▶ Material
+ + + + +
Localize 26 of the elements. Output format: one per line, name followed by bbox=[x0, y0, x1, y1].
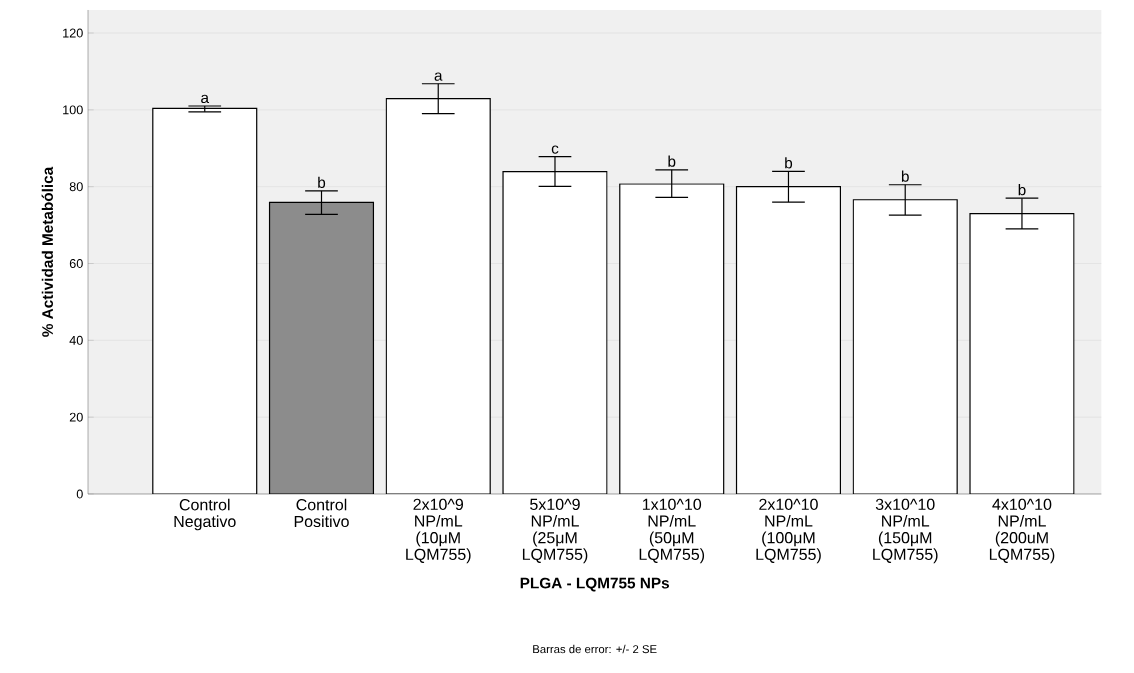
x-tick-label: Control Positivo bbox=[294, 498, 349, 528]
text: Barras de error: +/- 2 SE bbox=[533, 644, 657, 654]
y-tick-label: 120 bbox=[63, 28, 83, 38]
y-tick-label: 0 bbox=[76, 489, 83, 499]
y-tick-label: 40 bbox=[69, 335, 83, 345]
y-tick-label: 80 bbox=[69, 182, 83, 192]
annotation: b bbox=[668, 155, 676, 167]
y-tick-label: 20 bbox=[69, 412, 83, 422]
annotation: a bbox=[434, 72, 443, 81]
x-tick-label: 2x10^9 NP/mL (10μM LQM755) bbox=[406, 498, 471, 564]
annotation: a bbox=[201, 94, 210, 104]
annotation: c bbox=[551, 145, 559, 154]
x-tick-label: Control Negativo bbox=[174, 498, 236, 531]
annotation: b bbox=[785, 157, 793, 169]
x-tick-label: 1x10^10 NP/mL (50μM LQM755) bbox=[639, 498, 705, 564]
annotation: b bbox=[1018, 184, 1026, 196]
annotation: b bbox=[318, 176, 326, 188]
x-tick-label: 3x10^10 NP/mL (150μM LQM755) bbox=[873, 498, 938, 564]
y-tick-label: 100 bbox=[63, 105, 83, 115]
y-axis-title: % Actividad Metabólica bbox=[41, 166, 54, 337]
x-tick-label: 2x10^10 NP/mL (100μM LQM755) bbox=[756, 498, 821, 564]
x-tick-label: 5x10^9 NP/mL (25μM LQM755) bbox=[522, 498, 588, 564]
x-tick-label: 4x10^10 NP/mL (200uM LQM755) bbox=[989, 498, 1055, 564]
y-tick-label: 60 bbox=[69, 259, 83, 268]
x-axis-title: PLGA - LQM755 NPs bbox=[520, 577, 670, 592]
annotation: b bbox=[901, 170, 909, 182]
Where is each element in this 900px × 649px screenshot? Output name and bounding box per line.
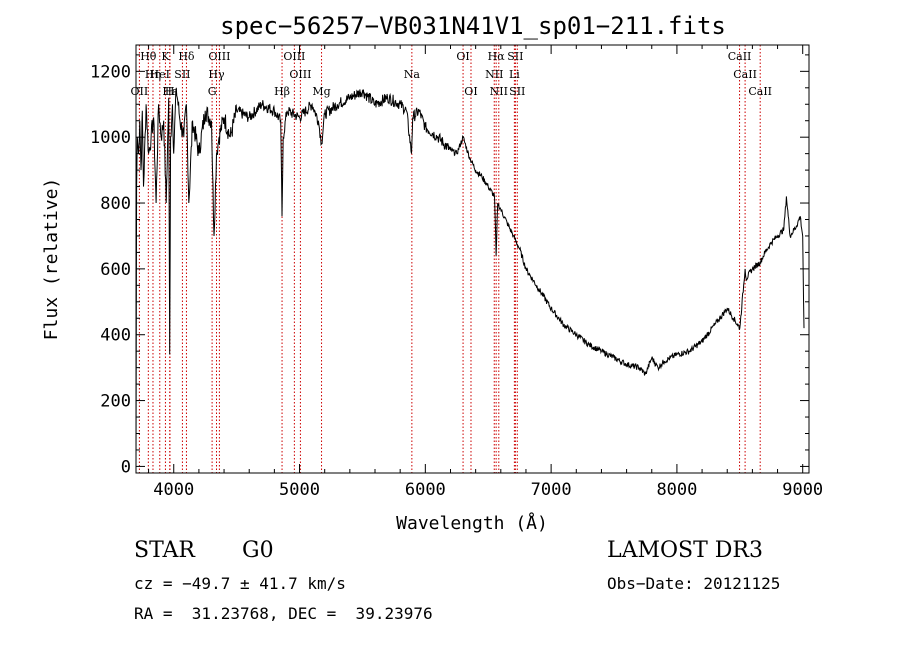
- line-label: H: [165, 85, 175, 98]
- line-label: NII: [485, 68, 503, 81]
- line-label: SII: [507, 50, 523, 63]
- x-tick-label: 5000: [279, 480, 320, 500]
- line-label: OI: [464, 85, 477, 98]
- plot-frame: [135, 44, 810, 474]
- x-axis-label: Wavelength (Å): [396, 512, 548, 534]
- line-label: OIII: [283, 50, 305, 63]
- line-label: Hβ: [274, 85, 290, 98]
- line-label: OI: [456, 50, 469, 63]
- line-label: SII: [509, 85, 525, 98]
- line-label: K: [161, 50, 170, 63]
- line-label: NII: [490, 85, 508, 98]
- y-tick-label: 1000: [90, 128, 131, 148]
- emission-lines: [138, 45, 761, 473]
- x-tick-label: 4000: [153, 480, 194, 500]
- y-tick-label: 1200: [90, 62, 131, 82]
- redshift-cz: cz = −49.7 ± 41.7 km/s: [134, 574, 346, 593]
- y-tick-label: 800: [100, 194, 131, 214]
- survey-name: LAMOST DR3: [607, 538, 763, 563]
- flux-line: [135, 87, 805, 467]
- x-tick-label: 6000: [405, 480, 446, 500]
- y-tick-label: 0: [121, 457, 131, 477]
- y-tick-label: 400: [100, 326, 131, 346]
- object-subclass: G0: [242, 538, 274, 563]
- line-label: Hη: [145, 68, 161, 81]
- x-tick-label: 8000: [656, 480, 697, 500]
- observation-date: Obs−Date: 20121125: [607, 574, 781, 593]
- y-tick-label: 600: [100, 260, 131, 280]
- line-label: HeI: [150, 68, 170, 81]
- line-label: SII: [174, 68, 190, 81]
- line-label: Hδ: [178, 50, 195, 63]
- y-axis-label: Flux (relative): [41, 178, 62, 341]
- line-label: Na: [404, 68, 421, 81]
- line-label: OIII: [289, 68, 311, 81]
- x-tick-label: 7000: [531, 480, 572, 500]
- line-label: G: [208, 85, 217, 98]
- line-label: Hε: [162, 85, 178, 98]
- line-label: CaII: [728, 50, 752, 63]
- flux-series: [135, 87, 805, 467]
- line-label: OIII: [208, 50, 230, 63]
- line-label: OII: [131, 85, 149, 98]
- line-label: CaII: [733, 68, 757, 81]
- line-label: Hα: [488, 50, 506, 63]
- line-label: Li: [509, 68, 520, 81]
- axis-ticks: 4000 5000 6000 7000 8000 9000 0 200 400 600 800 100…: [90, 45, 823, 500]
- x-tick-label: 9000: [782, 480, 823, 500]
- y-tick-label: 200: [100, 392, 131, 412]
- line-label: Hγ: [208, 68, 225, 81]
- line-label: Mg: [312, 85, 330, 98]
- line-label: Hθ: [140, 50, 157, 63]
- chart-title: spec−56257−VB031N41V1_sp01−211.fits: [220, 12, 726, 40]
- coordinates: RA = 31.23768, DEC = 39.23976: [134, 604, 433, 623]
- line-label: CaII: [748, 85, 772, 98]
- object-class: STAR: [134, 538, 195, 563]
+ + + + +
▶ What you will do
Please reproduce every one of the entries above word for word, leaving out the pictures.

▶ Response to the exercise
Localize 26 of the elements. Output format: one per line, name followed by bbox=[x0, y0, x1, y1].
x-tick-label: Control Positivo bbox=[294, 498, 349, 528]
text: Barras de error: +/- 2 SE bbox=[533, 644, 657, 654]
y-tick-label: 120 bbox=[63, 28, 83, 38]
y-tick-label: 0 bbox=[76, 489, 83, 499]
y-tick-label: 40 bbox=[69, 335, 83, 345]
y-tick-label: 80 bbox=[69, 182, 83, 192]
annotation: b bbox=[668, 155, 676, 167]
y-tick-label: 20 bbox=[69, 412, 83, 422]
annotation: a bbox=[434, 72, 443, 81]
x-tick-label: 2x10^9 NP/mL (10μM LQM755) bbox=[406, 498, 471, 564]
annotation: a bbox=[201, 94, 210, 104]
annotation: c bbox=[551, 145, 559, 154]
x-tick-label: Control Negativo bbox=[174, 498, 236, 531]
annotation: b bbox=[785, 157, 793, 169]
x-tick-label: 1x10^10 NP/mL (50μM LQM755) bbox=[639, 498, 705, 564]
annotation: b bbox=[1018, 184, 1026, 196]
annotation: b bbox=[318, 176, 326, 188]
x-tick-label: 3x10^10 NP/mL (150μM LQM755) bbox=[873, 498, 938, 564]
y-tick-label: 100 bbox=[63, 105, 83, 115]
y-axis-title: % Actividad Metabólica bbox=[41, 166, 54, 337]
x-tick-label: 2x10^10 NP/mL (100μM LQM755) bbox=[756, 498, 821, 564]
x-tick-label: 5x10^9 NP/mL (25μM LQM755) bbox=[522, 498, 588, 564]
x-tick-label: 4x10^10 NP/mL (200uM LQM755) bbox=[989, 498, 1055, 564]
y-tick-label: 60 bbox=[69, 259, 83, 268]
x-axis-title: PLGA - LQM755 NPs bbox=[520, 577, 670, 592]
annotation: b bbox=[901, 170, 909, 182]
Where is each element in this 900px × 649px screenshot? Output name and bounding box per line.
- line-label: H: [165, 85, 175, 98]
- line-label: NII: [485, 68, 503, 81]
- line-label: SII: [507, 50, 523, 63]
- x-tick-label: 5000: [279, 480, 320, 500]
- line-label: OI: [464, 85, 477, 98]
- plot-frame: [135, 44, 810, 474]
- x-axis-label: Wavelength (Å): [396, 512, 548, 534]
- line-label: OIII: [283, 50, 305, 63]
- line-label: Hβ: [274, 85, 290, 98]
- line-label: OI: [456, 50, 469, 63]
- line-label: SII: [509, 85, 525, 98]
- line-label: K: [161, 50, 170, 63]
- line-label: NII: [490, 85, 508, 98]
- y-tick-label: 1000: [90, 128, 131, 148]
- emission-lines: [138, 45, 761, 473]
- x-tick-label: 4000: [153, 480, 194, 500]
- y-tick-label: 1200: [90, 62, 131, 82]
- redshift-cz: cz = −49.7 ± 41.7 km/s: [134, 574, 346, 593]
- y-tick-label: 800: [100, 194, 131, 214]
- survey-name: LAMOST DR3: [607, 538, 763, 563]
- flux-line: [135, 87, 805, 467]
- x-tick-label: 6000: [405, 480, 446, 500]
- y-tick-label: 0: [121, 457, 131, 477]
- y-tick-label: 400: [100, 326, 131, 346]
- object-subclass: G0: [242, 538, 274, 563]
- line-label: Hη: [145, 68, 161, 81]
- x-tick-label: 8000: [656, 480, 697, 500]
- observation-date: Obs−Date: 20121125: [607, 574, 781, 593]
- y-tick-label: 600: [100, 260, 131, 280]
- line-label: HeI: [150, 68, 170, 81]
- line-label: SII: [174, 68, 190, 81]
- line-label: Hδ: [178, 50, 195, 63]
- y-axis-label: Flux (relative): [41, 178, 62, 341]
- line-label: Na: [404, 68, 421, 81]
- line-label: OIII: [289, 68, 311, 81]
- x-tick-label: 7000: [531, 480, 572, 500]
- line-label: G: [208, 85, 217, 98]
- line-label: Hε: [162, 85, 178, 98]
- line-label: CaII: [728, 50, 752, 63]
- flux-series: [135, 87, 805, 467]
- line-label: OIII: [208, 50, 230, 63]
- line-label: OII: [131, 85, 149, 98]
- line-label: CaII: [733, 68, 757, 81]
- line-label: Hα: [488, 50, 506, 63]
- line-label: Li: [509, 68, 520, 81]
- axis-ticks: 4000 5000 6000 7000 8000 9000 0 200 400 600 800 100…: [90, 45, 823, 500]
- x-tick-label: 9000: [782, 480, 823, 500]
- y-tick-label: 200: [100, 392, 131, 412]
- line-label: Hγ: [208, 68, 225, 81]
- line-label: Mg: [312, 85, 330, 98]
- line-label: Hθ: [140, 50, 157, 63]
- chart-title: spec−56257−VB031N41V1_sp01−211.fits: [220, 12, 726, 40]
- coordinates: RA = 31.23768, DEC = 39.23976: [134, 604, 433, 623]
- line-label: CaII: [748, 85, 772, 98]
- object-class: STAR: [134, 538, 195, 563]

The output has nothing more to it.